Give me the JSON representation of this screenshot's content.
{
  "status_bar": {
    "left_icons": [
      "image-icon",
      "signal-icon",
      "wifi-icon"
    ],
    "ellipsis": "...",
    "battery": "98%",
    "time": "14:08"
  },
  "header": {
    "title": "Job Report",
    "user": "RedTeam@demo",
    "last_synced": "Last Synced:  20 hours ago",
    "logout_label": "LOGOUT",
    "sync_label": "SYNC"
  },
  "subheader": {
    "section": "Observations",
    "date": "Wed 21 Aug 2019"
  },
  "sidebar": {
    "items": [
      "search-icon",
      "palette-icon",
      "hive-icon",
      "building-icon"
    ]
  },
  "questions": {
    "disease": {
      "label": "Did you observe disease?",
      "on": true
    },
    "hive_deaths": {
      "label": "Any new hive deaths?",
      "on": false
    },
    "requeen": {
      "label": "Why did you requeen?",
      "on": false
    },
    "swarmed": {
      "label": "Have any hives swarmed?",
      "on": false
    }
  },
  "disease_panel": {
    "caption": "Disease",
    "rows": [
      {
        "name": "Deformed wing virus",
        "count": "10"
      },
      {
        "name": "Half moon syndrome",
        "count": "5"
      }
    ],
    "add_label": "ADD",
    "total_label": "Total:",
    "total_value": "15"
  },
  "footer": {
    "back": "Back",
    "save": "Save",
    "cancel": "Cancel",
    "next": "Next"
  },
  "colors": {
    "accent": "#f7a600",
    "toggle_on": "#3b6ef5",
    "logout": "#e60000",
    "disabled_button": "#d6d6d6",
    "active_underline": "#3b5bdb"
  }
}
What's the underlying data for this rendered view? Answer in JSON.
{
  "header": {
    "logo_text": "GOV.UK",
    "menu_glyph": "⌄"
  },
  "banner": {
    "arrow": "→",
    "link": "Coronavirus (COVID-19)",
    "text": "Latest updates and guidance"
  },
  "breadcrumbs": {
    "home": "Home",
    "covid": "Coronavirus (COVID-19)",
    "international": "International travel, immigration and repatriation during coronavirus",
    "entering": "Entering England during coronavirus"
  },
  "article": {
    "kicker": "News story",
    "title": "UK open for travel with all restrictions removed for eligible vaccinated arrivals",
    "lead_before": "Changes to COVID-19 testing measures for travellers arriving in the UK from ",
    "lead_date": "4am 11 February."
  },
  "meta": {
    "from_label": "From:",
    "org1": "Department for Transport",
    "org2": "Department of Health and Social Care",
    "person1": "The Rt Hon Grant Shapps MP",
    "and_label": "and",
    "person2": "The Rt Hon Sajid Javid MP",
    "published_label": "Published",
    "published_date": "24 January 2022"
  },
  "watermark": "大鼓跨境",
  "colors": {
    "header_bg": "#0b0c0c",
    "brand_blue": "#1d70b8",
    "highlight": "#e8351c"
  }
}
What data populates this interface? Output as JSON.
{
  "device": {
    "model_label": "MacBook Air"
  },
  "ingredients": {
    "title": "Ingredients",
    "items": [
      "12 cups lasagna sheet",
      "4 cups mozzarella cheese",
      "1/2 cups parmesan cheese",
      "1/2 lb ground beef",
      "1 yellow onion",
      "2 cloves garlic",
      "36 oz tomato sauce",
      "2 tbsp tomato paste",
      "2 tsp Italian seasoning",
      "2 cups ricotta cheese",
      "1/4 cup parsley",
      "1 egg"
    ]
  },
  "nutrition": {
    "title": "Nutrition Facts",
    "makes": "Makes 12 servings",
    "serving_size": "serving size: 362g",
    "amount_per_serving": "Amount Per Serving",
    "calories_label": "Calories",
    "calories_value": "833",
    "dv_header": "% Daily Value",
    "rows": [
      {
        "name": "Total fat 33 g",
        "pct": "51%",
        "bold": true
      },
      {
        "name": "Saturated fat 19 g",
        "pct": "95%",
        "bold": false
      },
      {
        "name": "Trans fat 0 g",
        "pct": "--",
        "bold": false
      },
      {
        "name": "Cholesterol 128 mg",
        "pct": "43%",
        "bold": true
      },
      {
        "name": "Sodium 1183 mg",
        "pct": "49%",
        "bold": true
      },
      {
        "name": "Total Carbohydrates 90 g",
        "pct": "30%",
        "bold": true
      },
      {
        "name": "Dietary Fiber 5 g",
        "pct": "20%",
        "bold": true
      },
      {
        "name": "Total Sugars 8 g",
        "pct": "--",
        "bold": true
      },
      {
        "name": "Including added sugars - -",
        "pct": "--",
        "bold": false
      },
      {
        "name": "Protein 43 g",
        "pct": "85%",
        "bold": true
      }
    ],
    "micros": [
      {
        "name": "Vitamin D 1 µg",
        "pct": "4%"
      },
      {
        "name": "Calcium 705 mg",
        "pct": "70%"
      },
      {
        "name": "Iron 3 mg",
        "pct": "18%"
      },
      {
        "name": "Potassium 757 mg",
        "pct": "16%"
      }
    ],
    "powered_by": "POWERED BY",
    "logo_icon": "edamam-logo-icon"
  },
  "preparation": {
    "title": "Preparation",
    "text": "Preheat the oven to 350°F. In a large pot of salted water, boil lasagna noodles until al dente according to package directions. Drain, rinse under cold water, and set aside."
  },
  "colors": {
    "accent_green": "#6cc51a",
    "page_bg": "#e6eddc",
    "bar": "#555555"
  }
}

● ● ●

* **Task requirements**
Every line of the material must be given again exactly.

* **Answer**
Give me the JSON representation of this screenshot's content.
{
  "status_bar": {
    "left_icons": [
      "image-icon",
      "signal-icon",
      "wifi-icon"
    ],
    "ellipsis": "...",
    "battery": "98%",
    "time": "14:08"
  },
  "header": {
    "title": "Job Report",
    "user": "RedTeam@demo",
    "last_synced": "Last Synced:  20 hours ago",
    "logout_label": "LOGOUT",
    "sync_label": "SYNC"
  },
  "subheader": {
    "section": "Observations",
    "date": "Wed 21 Aug 2019"
  },
  "sidebar": {
    "items": [
      "search-icon",
      "palette-icon",
      "hive-icon",
      "building-icon"
    ]
  },
  "questions": {
    "disease": {
      "label": "Did you observe disease?",
      "on": true
    },
    "hive_deaths": {
      "label": "Any new hive deaths?",
      "on": false
    },
    "requeen": {
      "label": "Why did you requeen?",
      "on": false
    },
    "swarmed": {
      "label": "Have any hives swarmed?",
      "on": false
    }
  },
  "disease_panel": {
    "caption": "Disease",
    "rows": [
      {
        "name": "Deformed wing virus",
        "count": "10"
      },
      {
        "name": "Half moon syndrome",
        "count": "5"
      }
    ],
    "add_label": "ADD",
    "total_label": "Total:",
    "total_value": "15"
  },
  "footer": {
    "back": "Back",
    "save": "Save",
    "cancel": "Cancel",
    "next": "Next"
  },
  "colors": {
    "accent": "#f7a600",
    "toggle_on": "#3b6ef5",
    "logout": "#e60000",
    "disabled_button": "#d6d6d6",
    "active_underline": "#3b5bdb"
  }
}
What's the underlying data for this rendered view? Answer in JSON.
{
  "header": {
    "logo_text": "GOV.UK",
    "menu_glyph": "⌄"
  },
  "banner": {
    "arrow": "→",
    "link": "Coronavirus (COVID-19)",
    "text": "Latest updates and guidance"
  },
  "breadcrumbs": {
    "home": "Home",
    "covid": "Coronavirus (COVID-19)",
    "international": "International travel, immigration and repatriation during coronavirus",
    "entering": "Entering England during coronavirus"
  },
  "article": {
    "kicker": "News story",
    "title": "UK open for travel with all restrictions removed for eligible vaccinated arrivals",
    "lead_before": "Changes to COVID-19 testing measures for travellers arriving in the UK from ",
    "lead_date": "4am 11 February."
  },
  "meta": {
    "from_label": "From:",
    "org1": "Department for Transport",
    "org2": "Department of Health and Social Care",
    "person1": "The Rt Hon Grant Shapps MP",
    "and_label": "and",
    "person2": "The Rt Hon Sajid Javid MP",
    "published_label": "Published",
    "published_date": "24 January 2022"
  },
  "watermark": "大鼓跨境",
  "colors": {
    "header_bg": "#0b0c0c",
    "brand_blue": "#1d70b8",
    "highlight": "#e8351c"
  }
}
What data populates this interface? Output as JSON.
{
  "device": {
    "model_label": "MacBook Air"
  },
  "ingredients": {
    "title": "Ingredients",
    "items": [
      "12 cups lasagna sheet",
      "4 cups mozzarella cheese",
      "1/2 cups parmesan cheese",
      "1/2 lb ground beef",
      "1 yellow onion",
      "2 cloves garlic",
      "36 oz tomato sauce",
      "2 tbsp tomato paste",
      "2 tsp Italian seasoning",
      "2 cups ricotta cheese",
      "1/4 cup parsley",
      "1 egg"
    ]
  },
  "nutrition": {
    "title": "Nutrition Facts",
    "makes": "Makes 12 servings",
    "serving_size": "serving size: 362g",
    "amount_per_serving": "Amount Per Serving",
    "calories_label": "Calories",
    "calories_value": "833",
    "dv_header": "% Daily Value",
    "rows": [
      {
        "name": "Total fat 33 g",
        "pct": "51%",
        "bold": true
      },
      {
        "name": "Saturated fat 19 g",
        "pct": "95%",
        "bold": false
      },
      {
        "name": "Trans fat 0 g",
        "pct": "--",
        "bold": false
      },
      {
        "name": "Cholesterol 128 mg",
        "pct": "43%",
        "bold": true
      },
      {
        "name": "Sodium 1183 mg",
        "pct": "49%",
        "bold": true
      },
      {
        "name": "Total Carbohydrates 90 g",
        "pct": "30%",
        "bold": true
      },
      {
        "name": "Dietary Fiber 5 g",
        "pct": "20%",
        "bold": true
      },
      {
        "name": "Total Sugars 8 g",
        "pct": "--",
        "bold": true
      },
      {
        "name": "Including added sugars - -",
        "pct": "--",
        "bold": false
      },
      {
        "name": "Protein 43 g",
        "pct": "85%",
        "bold": true
      }
    ],
    "micros": [
      {
        "name": "Vitamin D 1 µg",
        "pct": "4%"
      },
      {
        "name": "Calcium 705 mg",
        "pct": "70%"
      },
      {
        "name": "Iron 3 mg",
        "pct": "18%"
      },
      {
        "name": "Potassium 757 mg",
        "pct": "16%"
      }
    ],
    "powered_by": "POWERED BY",
    "logo_icon": "edamam-logo-icon"
  },
  "preparation": {
    "title": "Preparation",
    "text": "Preheat the oven to 350°F. In a large pot of salted water, boil lasagna noodles until al dente according to package directions. Drain, rinse under cold water, and set aside."
  },
  "colors": {
    "accent_green": "#6cc51a",
    "page_bg": "#e6eddc",
    "bar": "#555555"
  }
}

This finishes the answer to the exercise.